Problem to solve – The answer should be a single number: how many lines of the entries below hold the word "carrerafacil".

Given records –
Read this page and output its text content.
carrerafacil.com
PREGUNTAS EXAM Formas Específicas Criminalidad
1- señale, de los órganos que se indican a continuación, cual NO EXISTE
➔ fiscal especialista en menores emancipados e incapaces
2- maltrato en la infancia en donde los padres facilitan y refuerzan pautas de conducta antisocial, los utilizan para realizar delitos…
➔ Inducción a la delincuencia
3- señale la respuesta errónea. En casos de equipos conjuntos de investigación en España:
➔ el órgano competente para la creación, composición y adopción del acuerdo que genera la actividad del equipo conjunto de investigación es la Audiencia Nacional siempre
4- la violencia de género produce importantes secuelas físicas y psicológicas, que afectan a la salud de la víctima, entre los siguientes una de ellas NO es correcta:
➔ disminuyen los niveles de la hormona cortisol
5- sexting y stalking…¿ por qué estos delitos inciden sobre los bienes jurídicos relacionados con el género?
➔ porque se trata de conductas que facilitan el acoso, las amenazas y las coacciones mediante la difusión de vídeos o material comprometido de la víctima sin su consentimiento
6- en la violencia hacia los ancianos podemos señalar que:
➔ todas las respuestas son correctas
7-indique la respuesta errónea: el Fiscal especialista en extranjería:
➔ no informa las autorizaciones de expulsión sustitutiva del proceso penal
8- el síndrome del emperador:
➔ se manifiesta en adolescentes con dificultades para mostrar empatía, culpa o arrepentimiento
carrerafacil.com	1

Answer below – 2